- [提供テキスト]
Kagoshima Prefectural Fisheries Technology and Development Center
鹿児島県赤潮情報
ホーム>よくある質問
赤潮とは,植物プランクトンが大増殖することによって海水の色が変わることをいいます。
赤潮の歴史は古く奈良時代から続く自然現象の一つとして知られていましたが,最近赤潮が大きな社会問題として取り上げられるようになったのは,赤潮がより多くの漁業被害を伴うようになったからです。
陸上の野菜や花の成長には適度の雨と日光,それと肥料が必要ですね。海水中に存在する植物プランクトンもそれと基本的には同じなのです。光合成をするための日光と適度な塩分濃度を作り出す雨,そして河川などから海域に流れ込む栄養分が肥料の代わりになります。流れ込んだ栄養分は特に湾内や海水交換の悪い場所で豊富にな
り,その結果,植物プランクトンの異常繁殖が起こります。

- [提示データ]
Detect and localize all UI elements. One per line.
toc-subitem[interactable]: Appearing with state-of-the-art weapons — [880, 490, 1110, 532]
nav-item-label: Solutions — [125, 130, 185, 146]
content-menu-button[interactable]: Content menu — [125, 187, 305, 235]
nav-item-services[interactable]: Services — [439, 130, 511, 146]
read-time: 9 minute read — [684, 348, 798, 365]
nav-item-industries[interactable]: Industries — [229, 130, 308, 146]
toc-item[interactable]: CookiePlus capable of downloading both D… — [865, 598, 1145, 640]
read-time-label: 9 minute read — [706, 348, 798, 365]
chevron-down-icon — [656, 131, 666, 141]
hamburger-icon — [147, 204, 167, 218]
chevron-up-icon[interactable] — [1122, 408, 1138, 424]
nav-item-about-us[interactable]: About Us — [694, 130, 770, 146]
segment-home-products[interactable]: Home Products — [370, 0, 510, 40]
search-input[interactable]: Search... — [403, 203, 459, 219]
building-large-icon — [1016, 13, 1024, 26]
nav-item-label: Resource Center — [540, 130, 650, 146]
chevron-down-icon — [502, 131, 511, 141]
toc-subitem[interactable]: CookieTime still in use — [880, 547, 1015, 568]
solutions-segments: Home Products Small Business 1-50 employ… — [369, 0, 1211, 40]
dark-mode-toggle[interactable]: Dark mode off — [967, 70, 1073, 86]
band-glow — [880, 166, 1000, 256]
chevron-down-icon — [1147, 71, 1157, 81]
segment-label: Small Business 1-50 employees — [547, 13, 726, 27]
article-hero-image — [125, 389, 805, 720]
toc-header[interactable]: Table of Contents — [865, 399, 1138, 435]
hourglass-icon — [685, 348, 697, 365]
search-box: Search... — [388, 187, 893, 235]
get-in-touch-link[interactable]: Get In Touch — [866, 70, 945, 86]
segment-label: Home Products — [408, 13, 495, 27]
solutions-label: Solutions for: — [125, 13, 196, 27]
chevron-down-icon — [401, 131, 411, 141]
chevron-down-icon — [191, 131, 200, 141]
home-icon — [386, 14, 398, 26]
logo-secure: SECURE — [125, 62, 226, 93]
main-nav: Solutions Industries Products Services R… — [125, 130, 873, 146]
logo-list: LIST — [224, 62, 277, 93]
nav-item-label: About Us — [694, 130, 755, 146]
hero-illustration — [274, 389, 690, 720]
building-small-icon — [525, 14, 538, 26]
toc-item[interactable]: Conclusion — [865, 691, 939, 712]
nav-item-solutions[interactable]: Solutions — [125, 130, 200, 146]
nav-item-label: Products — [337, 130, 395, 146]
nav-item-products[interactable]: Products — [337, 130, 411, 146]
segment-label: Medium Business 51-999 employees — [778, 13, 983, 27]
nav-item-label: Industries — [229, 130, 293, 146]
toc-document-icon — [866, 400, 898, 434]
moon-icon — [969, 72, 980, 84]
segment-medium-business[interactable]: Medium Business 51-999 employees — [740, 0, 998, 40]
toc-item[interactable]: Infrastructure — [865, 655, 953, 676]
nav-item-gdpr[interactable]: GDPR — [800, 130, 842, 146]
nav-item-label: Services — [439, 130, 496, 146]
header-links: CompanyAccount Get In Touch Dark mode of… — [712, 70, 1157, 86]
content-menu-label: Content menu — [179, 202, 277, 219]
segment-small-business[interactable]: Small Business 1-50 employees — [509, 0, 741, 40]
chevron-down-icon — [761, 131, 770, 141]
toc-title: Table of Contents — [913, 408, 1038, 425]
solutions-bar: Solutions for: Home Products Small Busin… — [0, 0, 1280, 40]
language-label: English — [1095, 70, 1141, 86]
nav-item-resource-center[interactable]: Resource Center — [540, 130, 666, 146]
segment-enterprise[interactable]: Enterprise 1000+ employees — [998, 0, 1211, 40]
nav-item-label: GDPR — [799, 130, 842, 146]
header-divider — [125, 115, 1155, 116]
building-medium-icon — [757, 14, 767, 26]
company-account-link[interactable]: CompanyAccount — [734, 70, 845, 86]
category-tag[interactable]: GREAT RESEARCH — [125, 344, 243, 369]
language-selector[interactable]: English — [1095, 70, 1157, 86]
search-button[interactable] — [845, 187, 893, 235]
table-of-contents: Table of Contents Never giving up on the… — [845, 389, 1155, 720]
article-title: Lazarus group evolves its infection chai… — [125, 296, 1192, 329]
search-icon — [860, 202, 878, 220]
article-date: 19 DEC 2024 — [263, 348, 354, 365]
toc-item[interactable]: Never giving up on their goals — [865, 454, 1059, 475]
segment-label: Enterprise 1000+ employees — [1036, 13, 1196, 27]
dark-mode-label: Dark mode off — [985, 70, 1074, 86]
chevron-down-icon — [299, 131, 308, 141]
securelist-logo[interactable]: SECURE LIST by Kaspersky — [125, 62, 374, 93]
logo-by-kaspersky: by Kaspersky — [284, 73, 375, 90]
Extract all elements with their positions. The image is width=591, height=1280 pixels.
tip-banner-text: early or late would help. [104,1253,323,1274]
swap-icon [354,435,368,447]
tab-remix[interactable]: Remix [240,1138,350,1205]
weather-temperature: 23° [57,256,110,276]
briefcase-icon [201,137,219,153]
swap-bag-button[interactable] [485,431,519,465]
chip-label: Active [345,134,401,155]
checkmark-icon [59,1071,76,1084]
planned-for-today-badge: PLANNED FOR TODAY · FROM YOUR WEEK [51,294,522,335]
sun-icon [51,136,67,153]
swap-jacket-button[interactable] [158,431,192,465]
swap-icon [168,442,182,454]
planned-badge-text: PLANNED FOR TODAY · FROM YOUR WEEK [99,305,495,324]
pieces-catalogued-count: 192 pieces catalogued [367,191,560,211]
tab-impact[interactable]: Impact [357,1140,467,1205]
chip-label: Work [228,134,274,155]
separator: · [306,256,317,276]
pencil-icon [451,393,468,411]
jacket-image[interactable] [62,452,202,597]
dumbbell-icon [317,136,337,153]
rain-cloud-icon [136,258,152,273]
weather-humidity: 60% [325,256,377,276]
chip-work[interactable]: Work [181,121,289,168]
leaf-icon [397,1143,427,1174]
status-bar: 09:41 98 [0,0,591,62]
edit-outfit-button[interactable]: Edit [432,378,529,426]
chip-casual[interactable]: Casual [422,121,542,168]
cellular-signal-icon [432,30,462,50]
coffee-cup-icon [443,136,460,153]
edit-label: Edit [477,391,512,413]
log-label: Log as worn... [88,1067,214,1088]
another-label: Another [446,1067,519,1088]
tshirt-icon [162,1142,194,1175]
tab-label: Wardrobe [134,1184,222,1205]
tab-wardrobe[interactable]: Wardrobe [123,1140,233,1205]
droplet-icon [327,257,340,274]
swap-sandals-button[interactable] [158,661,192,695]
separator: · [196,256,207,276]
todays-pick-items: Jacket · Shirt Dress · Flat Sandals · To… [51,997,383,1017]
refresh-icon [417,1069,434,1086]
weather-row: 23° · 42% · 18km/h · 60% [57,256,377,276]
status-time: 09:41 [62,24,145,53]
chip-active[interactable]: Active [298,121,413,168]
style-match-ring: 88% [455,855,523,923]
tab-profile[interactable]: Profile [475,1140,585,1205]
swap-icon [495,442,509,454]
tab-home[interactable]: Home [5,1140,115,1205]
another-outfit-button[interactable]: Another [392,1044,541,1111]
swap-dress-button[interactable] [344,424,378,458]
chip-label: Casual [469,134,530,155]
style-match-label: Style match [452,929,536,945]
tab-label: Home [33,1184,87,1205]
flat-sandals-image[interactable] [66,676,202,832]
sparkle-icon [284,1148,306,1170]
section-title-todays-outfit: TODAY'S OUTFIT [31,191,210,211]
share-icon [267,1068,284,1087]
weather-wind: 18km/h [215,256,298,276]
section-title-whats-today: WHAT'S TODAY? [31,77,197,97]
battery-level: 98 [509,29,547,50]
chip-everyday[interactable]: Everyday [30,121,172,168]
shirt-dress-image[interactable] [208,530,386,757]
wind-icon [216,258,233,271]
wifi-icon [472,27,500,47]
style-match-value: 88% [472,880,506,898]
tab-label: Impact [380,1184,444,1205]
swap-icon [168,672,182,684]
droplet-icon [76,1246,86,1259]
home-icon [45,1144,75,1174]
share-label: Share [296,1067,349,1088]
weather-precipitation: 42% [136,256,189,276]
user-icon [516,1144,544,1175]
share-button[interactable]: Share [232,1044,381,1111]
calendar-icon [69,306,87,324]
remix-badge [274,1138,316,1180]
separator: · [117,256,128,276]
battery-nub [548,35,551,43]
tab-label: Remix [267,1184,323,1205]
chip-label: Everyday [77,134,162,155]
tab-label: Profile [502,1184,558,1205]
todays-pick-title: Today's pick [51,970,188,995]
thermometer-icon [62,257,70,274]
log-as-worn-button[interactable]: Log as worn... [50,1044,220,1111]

- [課題一覧]
1) 提供テキストによると、赤潮が最近大きな社会問題として取り上げられるようになったのはなぜですか。
2) 提供テキストのうち、「Kagoshima Prefectural Fisheries」で始まり「を伴うようになったからです。」で終わる部分を一字も変えずに書き写してください。

- [解答]
1) 赤潮がより多くの漁業被害を伴うようになったからです。

2)
Kagoshima Prefectural Fisheries Technology and Development Center
鹿児島県赤潮情報
ホーム>よくある質問
赤潮とは,植物プランクトンが大増殖することによって海水の色が変わることをいいます。
赤潮の歴史は古く奈良時代から続く自然現象の一つとして知られていましたが,最近赤潮が大きな社会問題として取り上げられるようになったのは,赤潮がより多くの漁業被害を伴うようになったからです。